*Input rows:*

/---

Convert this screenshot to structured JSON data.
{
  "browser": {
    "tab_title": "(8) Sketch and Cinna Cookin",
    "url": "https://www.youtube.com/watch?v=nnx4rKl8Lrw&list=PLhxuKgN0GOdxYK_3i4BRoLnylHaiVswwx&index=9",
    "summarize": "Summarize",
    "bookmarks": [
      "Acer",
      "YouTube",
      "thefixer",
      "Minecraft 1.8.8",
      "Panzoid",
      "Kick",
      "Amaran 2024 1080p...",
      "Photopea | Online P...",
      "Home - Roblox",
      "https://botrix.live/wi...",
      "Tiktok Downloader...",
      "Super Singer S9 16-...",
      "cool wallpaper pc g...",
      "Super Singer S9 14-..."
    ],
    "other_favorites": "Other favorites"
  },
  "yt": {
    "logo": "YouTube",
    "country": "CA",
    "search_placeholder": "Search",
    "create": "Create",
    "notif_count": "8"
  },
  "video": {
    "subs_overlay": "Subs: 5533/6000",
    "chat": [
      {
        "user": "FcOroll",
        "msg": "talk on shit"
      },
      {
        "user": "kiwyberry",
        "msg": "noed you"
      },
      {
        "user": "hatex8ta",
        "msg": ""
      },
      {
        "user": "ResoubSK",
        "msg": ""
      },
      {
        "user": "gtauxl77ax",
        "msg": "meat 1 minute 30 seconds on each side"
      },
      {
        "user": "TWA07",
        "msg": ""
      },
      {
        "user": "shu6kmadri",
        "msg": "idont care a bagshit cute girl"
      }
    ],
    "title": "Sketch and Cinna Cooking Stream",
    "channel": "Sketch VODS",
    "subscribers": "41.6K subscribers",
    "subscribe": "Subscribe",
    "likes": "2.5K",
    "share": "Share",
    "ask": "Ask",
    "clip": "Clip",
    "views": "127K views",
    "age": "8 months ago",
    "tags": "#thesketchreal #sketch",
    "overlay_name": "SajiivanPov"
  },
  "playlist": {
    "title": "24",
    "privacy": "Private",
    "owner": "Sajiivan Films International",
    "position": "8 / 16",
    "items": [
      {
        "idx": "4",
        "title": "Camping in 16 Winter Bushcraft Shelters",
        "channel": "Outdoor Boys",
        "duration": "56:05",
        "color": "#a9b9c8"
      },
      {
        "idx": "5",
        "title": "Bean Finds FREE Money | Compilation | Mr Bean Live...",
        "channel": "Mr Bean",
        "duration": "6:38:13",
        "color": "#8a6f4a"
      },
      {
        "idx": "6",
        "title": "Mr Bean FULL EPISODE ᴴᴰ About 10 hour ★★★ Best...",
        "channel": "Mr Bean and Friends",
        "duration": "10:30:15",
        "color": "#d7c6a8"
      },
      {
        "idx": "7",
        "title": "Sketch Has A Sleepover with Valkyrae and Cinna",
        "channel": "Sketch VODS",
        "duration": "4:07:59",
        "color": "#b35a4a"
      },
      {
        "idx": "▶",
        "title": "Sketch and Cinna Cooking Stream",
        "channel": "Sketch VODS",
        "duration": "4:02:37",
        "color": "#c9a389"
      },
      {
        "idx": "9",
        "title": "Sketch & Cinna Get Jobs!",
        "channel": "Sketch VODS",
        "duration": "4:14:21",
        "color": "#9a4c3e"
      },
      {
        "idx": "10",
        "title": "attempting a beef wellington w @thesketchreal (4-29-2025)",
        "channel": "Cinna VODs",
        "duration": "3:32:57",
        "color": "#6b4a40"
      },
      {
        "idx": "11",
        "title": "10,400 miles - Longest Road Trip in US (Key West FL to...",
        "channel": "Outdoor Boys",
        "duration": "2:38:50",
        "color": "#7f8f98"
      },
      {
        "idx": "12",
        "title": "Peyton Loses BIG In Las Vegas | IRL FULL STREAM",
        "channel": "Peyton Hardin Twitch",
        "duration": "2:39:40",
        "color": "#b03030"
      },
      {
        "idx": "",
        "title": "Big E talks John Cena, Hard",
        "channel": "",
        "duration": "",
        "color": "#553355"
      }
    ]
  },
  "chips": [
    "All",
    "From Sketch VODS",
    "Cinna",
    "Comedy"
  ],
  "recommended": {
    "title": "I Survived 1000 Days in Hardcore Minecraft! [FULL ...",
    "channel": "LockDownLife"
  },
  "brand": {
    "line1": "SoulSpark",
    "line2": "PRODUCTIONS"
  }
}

\---

*What to work on:* Using the material above, print every entry exactly as written.

*Solution below:*
Convert this screenshot to structured JSON data.
{
  "browser": {
    "tab_title": "(8) Sketch and Cinna Cookin",
    "url": "https://www.youtube.com/watch?v=nnx4rKl8Lrw&list=PLhxuKgN0GOdxYK_3i4BRoLnylHaiVswwx&index=9",
    "summarize": "Summarize",
    "bookmarks": [
      "Acer",
      "YouTube",
      "thefixer",
      "Minecraft 1.8.8",
      "Panzoid",
      "Kick",
      "Amaran 2024 1080p...",
      "Photopea | Online P...",
      "Home - Roblox",
      "https://botrix.live/wi...",
      "Tiktok Downloader...",
      "Super Singer S9 16-...",
      "cool wallpaper pc g...",
      "Super Singer S9 14-..."
    ],
    "other_favorites": "Other favorites"
  },
  "yt": {
    "logo": "YouTube",
    "country": "CA",
    "search_placeholder": "Search",
    "create": "Create",
    "notif_count": "8"
  },
  "video": {
    "subs_overlay": "Subs: 5533/6000",
    "chat": [
      {
        "user": "FcOroll",
        "msg": "talk on shit"
      },
      {
        "user": "kiwyberry",
        "msg": "noed you"
      },
      {
        "user": "hatex8ta",
        "msg": ""
      },
      {
        "user": "ResoubSK",
        "msg": ""
      },
      {
        "user": "gtauxl77ax",
        "msg": "meat 1 minute 30 seconds on each side"
      },
      {
        "user": "TWA07",
        "msg": ""
      },
      {
        "user": "shu6kmadri",
        "msg": "idont care a bagshit cute girl"
      }
    ],
    "title": "Sketch and Cinna Cooking Stream",
    "channel": "Sketch VODS",
    "subscribers": "41.6K subscribers",
    "subscribe": "Subscribe",
    "likes": "2.5K",
    "share": "Share",
    "ask": "Ask",
    "clip": "Clip",
    "views": "127K views",
    "age": "8 months ago",
    "tags": "#thesketchreal #sketch",
    "overlay_name": "SajiivanPov"
  },
  "playlist": {
    "title": "24",
    "privacy": "Private",
    "owner": "Sajiivan Films International",
    "position": "8 / 16",
    "items": [
      {
        "idx": "4",
        "title": "Camping in 16 Winter Bushcraft Shelters",
        "channel": "Outdoor Boys",
        "duration": "56:05",
        "color": "#a9b9c8"
      },
      {
        "idx": "5",
        "title": "Bean Finds FREE Money | Compilation | Mr Bean Live...",
        "channel": "Mr Bean",
        "duration": "6:38:13",
        "color": "#8a6f4a"
      },
      {
        "idx": "6",
        "title": "Mr Bean FULL EPISODE ᴴᴰ About 10 hour ★★★ Best...",
        "channel": "Mr Bean and Friends",
        "duration": "10:30:15",
        "color": "#d7c6a8"
      },
      {
        "idx": "7",
        "title": "Sketch Has A Sleepover with Valkyrae and Cinna",
        "channel": "Sketch VODS",
        "duration": "4:07:59",
        "color": "#b35a4a"
      },
      {
        "idx": "▶",
        "title": "Sketch and Cinna Cooking Stream",
        "channel": "Sketch VODS",
        "duration": "4:02:37",
        "color": "#c9a389"
      },
      {
        "idx": "9",
        "title": "Sketch & Cinna Get Jobs!",
        "channel": "Sketch VODS",
        "duration": "4:14:21",
        "color": "#9a4c3e"
      },
      {
        "idx": "10",
        "title": "attempting a beef wellington w @thesketchreal (4-29-2025)",
        "channel": "Cinna VODs",
        "duration": "3:32:57",
        "color": "#6b4a40"
      },
      {
        "idx": "11",
        "title": "10,400 miles - Longest Road Trip in US (Key West FL to...",
        "channel": "Outdoor Boys",
        "duration": "2:38:50",
        "color": "#7f8f98"
      },
      {
        "idx": "12",
        "title": "Peyton Loses BIG In Las Vegas | IRL FULL STREAM",
        "channel": "Peyton Hardin Twitch",
        "duration": "2:39:40",
        "color": "#b03030"
      },
      {
        "idx": "",
        "title": "Big E talks John Cena, Hard",
        "channel": "",
        "duration": "",
        "color": "#553355"
      }
    ]
  },
  "chips": [
    "All",
    "From Sketch VODS",
    "Cinna",
    "Comedy"
  ],
  "recommended": {
    "title": "I Survived 1000 Days in Hardcore Minecraft! [FULL ...",
    "channel": "LockDownLife"
  },
  "brand": {
    "line1": "SoulSpark",
    "line2": "PRODUCTIONS"
  }
}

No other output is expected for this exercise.